*** Task material ***

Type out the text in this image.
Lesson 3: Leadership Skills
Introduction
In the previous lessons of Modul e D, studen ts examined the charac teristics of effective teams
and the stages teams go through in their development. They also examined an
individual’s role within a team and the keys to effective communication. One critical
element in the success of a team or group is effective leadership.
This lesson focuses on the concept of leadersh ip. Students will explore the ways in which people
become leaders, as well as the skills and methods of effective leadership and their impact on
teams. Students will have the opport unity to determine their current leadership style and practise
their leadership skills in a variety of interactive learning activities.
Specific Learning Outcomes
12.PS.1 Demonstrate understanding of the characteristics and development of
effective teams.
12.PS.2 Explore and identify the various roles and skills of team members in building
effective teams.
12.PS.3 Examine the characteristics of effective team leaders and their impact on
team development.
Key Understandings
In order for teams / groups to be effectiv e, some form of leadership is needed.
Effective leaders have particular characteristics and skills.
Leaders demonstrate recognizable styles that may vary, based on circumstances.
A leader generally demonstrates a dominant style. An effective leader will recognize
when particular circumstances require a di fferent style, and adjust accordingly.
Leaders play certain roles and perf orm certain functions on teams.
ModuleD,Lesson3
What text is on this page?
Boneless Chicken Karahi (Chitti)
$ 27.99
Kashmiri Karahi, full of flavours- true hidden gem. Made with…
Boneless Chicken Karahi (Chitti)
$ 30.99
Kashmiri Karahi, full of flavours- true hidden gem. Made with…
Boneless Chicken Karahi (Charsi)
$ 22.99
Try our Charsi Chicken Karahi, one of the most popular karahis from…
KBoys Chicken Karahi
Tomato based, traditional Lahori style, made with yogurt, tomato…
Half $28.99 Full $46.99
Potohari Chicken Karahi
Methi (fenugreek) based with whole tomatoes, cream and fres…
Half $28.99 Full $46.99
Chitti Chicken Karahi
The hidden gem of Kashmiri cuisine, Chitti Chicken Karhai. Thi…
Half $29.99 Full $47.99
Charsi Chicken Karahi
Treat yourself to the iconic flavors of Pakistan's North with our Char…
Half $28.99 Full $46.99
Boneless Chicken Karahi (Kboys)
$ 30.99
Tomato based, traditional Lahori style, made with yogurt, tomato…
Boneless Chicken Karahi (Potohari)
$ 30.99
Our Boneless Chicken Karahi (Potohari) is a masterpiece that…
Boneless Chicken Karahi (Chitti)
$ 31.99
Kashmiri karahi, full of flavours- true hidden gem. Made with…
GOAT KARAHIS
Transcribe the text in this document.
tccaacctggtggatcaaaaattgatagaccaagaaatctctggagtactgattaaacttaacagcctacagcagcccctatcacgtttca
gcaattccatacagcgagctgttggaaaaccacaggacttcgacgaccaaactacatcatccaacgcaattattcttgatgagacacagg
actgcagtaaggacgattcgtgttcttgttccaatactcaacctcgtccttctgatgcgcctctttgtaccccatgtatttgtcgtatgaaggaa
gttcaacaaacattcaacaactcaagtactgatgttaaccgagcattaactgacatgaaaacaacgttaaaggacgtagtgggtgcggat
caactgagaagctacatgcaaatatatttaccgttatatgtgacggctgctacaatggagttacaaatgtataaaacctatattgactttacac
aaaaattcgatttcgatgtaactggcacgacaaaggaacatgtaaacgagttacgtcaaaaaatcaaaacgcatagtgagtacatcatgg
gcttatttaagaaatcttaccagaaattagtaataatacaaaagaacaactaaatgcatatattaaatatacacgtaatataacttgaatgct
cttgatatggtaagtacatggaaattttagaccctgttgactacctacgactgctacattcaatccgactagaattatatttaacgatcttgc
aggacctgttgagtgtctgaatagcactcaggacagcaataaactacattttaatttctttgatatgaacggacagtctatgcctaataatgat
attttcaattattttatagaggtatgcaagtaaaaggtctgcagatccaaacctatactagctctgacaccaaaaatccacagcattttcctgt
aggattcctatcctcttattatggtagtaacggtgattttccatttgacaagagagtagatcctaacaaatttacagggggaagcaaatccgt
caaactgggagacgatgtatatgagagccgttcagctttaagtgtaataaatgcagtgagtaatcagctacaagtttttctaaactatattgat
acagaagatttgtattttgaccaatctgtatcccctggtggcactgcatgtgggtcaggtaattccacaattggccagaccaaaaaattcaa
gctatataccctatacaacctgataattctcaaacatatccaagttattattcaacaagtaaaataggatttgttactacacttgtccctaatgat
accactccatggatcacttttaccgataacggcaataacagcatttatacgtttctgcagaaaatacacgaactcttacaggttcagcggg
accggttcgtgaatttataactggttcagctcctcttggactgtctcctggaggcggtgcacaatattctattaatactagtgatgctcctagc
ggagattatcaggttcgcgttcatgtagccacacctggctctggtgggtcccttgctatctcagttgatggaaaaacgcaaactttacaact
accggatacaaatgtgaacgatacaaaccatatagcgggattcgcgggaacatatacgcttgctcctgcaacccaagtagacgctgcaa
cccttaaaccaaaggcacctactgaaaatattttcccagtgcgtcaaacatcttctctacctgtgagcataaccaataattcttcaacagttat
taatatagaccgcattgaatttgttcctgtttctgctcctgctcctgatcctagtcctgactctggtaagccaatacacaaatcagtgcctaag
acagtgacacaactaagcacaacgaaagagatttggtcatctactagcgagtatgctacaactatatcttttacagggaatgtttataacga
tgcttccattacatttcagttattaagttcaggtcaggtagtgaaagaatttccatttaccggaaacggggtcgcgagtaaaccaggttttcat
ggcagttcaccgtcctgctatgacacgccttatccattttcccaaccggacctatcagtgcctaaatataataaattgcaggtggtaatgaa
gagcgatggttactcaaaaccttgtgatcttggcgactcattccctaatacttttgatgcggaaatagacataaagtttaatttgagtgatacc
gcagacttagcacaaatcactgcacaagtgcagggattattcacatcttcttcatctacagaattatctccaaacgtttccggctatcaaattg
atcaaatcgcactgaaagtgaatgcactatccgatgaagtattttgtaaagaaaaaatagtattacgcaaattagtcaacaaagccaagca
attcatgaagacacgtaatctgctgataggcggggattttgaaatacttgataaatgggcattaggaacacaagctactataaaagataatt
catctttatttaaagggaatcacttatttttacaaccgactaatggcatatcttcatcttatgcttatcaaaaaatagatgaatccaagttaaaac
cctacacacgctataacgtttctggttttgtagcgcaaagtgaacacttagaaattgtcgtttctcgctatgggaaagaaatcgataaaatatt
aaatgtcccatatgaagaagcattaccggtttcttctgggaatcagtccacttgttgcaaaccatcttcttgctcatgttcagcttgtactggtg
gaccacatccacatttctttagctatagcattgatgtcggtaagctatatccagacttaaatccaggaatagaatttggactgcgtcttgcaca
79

***

**Goal**: Pull every line containing "roles" from the material above.

**Completed exercise**:
12.PS.2 Explore and identify the various roles and skills of team members in building
Leaders play certain roles and perf orm certain functions on teams.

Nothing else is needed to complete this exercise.